Problem to work on >> Copy every line from the data below in which the string "object" can be found.

(Extracted records)
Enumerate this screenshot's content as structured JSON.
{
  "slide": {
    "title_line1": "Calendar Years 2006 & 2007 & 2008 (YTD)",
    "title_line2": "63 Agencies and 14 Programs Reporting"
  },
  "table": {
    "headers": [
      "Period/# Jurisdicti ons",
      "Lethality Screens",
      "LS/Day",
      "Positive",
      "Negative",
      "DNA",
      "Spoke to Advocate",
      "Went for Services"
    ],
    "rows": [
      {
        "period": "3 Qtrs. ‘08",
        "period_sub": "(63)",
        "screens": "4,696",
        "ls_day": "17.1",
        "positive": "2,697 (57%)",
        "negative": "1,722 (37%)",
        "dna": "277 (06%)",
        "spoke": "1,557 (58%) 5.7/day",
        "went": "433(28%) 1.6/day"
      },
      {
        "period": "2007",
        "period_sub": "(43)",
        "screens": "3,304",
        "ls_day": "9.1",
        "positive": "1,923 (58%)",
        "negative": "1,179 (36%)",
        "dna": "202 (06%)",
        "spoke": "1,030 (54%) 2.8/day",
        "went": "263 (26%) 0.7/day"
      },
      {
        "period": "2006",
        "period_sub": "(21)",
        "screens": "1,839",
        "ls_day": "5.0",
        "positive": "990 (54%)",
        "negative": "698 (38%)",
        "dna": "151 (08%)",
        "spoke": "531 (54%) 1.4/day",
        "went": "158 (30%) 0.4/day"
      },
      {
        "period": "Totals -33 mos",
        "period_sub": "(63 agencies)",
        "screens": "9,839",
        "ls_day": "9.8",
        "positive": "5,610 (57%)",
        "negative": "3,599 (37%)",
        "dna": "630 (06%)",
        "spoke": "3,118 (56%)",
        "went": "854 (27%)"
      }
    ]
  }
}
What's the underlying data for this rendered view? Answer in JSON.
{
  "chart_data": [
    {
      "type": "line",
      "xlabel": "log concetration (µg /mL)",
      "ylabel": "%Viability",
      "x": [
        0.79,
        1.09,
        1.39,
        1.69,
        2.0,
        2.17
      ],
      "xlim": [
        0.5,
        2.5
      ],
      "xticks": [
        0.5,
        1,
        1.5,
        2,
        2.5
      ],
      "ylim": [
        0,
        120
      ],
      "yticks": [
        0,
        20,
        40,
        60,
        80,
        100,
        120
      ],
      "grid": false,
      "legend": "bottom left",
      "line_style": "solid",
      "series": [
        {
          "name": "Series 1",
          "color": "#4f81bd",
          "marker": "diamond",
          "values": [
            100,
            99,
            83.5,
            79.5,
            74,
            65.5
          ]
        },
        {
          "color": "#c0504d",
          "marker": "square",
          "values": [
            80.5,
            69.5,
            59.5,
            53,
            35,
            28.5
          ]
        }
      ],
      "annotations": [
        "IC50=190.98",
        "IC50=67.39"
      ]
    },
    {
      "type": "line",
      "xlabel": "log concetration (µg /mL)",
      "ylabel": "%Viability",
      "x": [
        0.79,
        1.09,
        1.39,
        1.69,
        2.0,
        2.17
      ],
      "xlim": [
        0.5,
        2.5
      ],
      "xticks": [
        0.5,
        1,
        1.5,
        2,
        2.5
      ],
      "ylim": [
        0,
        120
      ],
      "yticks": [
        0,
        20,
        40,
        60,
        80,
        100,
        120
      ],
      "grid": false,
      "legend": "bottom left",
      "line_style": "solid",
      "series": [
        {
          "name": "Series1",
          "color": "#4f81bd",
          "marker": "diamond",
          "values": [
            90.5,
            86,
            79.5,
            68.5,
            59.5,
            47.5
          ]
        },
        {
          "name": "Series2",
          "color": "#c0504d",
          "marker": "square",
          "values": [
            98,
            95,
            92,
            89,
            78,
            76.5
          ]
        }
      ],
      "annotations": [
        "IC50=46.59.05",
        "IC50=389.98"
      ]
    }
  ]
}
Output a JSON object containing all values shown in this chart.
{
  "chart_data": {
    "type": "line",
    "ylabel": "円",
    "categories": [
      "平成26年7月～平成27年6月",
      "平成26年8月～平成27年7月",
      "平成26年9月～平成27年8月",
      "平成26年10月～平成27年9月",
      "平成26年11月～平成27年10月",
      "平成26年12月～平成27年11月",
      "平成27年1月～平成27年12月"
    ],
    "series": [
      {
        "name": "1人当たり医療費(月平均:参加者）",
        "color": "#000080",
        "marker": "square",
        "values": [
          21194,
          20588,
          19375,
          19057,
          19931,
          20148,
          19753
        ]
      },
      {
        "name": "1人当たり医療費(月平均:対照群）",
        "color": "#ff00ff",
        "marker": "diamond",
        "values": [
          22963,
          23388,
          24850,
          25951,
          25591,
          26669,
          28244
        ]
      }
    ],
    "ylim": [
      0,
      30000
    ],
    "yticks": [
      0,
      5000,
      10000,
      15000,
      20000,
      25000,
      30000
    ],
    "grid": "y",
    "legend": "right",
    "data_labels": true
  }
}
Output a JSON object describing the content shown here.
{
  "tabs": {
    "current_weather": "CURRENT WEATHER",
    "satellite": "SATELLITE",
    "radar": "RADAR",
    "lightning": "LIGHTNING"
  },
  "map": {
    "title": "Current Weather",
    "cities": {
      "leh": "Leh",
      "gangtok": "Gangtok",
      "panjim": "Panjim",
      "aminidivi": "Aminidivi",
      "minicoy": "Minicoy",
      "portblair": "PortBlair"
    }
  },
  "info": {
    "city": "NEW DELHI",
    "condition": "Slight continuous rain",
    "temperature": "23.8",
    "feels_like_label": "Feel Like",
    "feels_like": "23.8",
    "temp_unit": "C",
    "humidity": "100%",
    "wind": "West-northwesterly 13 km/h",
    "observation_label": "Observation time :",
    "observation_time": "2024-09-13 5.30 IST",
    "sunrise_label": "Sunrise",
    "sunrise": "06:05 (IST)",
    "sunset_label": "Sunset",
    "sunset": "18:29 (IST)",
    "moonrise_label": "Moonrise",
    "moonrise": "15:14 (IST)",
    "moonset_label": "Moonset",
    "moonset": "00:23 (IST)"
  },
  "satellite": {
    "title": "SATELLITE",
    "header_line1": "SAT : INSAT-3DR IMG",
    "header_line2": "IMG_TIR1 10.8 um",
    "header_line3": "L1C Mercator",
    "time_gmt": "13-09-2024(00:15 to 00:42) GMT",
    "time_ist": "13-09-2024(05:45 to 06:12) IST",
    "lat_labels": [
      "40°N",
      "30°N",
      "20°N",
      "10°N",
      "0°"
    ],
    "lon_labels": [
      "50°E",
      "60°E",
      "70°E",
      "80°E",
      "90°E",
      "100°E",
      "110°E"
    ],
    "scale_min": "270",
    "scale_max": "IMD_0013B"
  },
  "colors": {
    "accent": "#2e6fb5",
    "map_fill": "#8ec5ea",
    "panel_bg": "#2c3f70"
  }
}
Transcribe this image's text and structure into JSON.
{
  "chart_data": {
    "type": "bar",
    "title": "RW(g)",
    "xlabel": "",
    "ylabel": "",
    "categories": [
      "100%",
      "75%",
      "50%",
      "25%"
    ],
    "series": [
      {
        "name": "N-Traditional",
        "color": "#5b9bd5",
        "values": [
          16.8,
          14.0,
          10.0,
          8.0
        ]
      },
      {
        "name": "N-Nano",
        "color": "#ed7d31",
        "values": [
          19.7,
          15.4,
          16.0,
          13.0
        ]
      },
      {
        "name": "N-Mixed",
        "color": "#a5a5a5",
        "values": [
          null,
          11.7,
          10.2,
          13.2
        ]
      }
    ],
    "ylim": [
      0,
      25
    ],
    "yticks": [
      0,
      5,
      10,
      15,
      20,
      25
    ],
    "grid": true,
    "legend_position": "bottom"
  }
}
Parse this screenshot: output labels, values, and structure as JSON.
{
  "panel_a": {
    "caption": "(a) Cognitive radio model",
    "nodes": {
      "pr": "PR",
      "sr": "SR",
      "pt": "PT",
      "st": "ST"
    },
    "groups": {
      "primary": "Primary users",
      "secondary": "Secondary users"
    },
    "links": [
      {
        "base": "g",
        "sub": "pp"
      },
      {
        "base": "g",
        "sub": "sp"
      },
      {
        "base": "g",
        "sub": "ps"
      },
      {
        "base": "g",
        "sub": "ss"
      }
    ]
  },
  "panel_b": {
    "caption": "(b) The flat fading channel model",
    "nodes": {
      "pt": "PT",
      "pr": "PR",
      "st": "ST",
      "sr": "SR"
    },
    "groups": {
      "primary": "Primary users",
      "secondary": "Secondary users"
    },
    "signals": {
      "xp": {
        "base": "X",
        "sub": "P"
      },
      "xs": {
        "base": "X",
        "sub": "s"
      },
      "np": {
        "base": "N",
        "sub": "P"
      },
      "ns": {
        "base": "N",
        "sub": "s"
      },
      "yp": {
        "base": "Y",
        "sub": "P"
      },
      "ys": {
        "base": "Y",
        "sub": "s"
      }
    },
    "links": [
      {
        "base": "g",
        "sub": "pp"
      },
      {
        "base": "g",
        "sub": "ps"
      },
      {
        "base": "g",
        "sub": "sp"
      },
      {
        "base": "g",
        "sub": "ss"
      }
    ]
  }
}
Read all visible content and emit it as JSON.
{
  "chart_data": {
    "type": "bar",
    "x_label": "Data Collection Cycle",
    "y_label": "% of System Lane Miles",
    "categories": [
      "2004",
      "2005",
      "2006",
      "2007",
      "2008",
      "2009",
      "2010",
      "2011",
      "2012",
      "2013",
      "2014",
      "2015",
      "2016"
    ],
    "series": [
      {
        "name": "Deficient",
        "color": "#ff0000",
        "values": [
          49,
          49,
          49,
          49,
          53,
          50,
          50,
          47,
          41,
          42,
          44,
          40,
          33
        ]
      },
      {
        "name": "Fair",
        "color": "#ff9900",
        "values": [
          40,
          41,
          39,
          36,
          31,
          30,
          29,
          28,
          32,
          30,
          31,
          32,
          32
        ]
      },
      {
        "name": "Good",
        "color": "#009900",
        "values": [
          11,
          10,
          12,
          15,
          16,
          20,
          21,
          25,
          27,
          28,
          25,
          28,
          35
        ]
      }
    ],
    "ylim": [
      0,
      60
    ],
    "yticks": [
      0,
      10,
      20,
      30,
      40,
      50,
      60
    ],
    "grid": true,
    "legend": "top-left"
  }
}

Expected answer >>
Output a JSON object containing all values shown in this chart.
Output a JSON object describing the content shown here.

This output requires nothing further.